Copy every one of the lines below word for word, in the same order.
[Records provided start]
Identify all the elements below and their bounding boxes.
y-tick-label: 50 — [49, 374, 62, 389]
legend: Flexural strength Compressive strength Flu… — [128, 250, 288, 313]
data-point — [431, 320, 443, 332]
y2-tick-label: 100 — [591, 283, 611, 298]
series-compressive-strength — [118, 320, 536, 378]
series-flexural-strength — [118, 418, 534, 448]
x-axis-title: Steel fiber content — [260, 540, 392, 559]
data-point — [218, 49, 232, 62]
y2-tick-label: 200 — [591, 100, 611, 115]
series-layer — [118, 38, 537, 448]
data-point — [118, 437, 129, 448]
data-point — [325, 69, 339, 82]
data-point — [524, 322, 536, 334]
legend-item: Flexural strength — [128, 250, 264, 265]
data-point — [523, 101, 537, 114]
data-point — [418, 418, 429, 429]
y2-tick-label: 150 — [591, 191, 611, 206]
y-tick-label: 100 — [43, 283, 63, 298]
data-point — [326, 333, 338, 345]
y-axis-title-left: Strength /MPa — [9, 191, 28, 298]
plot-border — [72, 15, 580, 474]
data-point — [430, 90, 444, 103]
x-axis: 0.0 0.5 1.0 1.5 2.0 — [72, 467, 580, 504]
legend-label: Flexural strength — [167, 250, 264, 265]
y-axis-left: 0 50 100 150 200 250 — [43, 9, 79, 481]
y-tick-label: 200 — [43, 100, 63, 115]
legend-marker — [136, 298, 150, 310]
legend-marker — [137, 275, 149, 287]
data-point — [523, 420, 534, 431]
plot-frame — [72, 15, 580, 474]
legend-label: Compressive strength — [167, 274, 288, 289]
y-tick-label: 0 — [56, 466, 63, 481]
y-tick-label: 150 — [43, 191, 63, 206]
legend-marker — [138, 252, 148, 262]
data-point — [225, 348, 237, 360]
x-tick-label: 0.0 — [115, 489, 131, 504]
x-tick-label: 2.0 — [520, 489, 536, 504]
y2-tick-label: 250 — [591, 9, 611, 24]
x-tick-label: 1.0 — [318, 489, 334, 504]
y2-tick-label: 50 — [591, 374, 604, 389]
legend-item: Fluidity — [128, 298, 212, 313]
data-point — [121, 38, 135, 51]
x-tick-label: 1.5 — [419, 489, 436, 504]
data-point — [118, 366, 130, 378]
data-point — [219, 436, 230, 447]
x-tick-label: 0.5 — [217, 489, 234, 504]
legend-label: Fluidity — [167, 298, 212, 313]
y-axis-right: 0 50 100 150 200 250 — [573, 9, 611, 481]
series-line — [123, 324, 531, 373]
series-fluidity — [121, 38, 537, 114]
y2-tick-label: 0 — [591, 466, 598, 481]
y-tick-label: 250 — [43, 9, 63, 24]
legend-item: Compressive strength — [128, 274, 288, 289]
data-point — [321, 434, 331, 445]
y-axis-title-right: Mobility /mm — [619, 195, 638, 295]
[Records provided end]
## Answer to this exercise
Identify all the elements below and their bounding boxes.
y-tick-label: 50 — [49, 374, 62, 389]
legend: Flexural strength Compressive strength Flu… — [128, 250, 288, 313]
data-point — [431, 320, 443, 332]
y2-tick-label: 100 — [591, 283, 611, 298]
series-compressive-strength — [118, 320, 536, 378]
series-flexural-strength — [118, 418, 534, 448]
x-axis-title: Steel fiber content — [260, 540, 392, 559]
data-point — [218, 49, 232, 62]
y2-tick-label: 200 — [591, 100, 611, 115]
series-layer — [118, 38, 537, 448]
data-point — [118, 437, 129, 448]
data-point — [325, 69, 339, 82]
data-point — [524, 322, 536, 334]
legend-item: Flexural strength — [128, 250, 264, 265]
data-point — [523, 101, 537, 114]
data-point — [418, 418, 429, 429]
y2-tick-label: 150 — [591, 191, 611, 206]
y-tick-label: 100 — [43, 283, 63, 298]
data-point — [326, 333, 338, 345]
y-axis-title-left: Strength /MPa — [9, 191, 28, 298]
plot-border — [72, 15, 580, 474]
data-point — [430, 90, 444, 103]
x-axis: 0.0 0.5 1.0 1.5 2.0 — [72, 467, 580, 504]
legend-label: Flexural strength — [167, 250, 264, 265]
y-axis-left: 0 50 100 150 200 250 — [43, 9, 79, 481]
y-tick-label: 200 — [43, 100, 63, 115]
legend-marker — [136, 298, 150, 310]
legend-marker — [137, 275, 149, 287]
data-point — [523, 420, 534, 431]
plot-frame — [72, 15, 580, 474]
legend-label: Compressive strength — [167, 274, 288, 289]
y-tick-label: 0 — [56, 466, 63, 481]
y-tick-label: 150 — [43, 191, 63, 206]
legend-marker — [138, 252, 148, 262]
data-point — [225, 348, 237, 360]
x-tick-label: 0.0 — [115, 489, 131, 504]
x-tick-label: 2.0 — [520, 489, 536, 504]
y2-tick-label: 250 — [591, 9, 611, 24]
x-tick-label: 1.0 — [318, 489, 334, 504]
y2-tick-label: 50 — [591, 374, 604, 389]
legend-item: Fluidity — [128, 298, 212, 313]
data-point — [121, 38, 135, 51]
x-tick-label: 1.5 — [419, 489, 436, 504]
data-point — [118, 366, 130, 378]
data-point — [219, 436, 230, 447]
x-tick-label: 0.5 — [217, 489, 234, 504]
legend-label: Fluidity — [167, 298, 212, 313]
y-axis-right: 0 50 100 150 200 250 — [573, 9, 611, 481]
series-line — [123, 324, 531, 373]
series-fluidity — [121, 38, 537, 114]
y2-tick-label: 0 — [591, 466, 598, 481]
y-tick-label: 250 — [43, 9, 63, 24]
legend-item: Compressive strength — [128, 274, 288, 289]
data-point — [321, 434, 331, 445]
y-axis-title-right: Mobility /mm — [619, 195, 638, 295]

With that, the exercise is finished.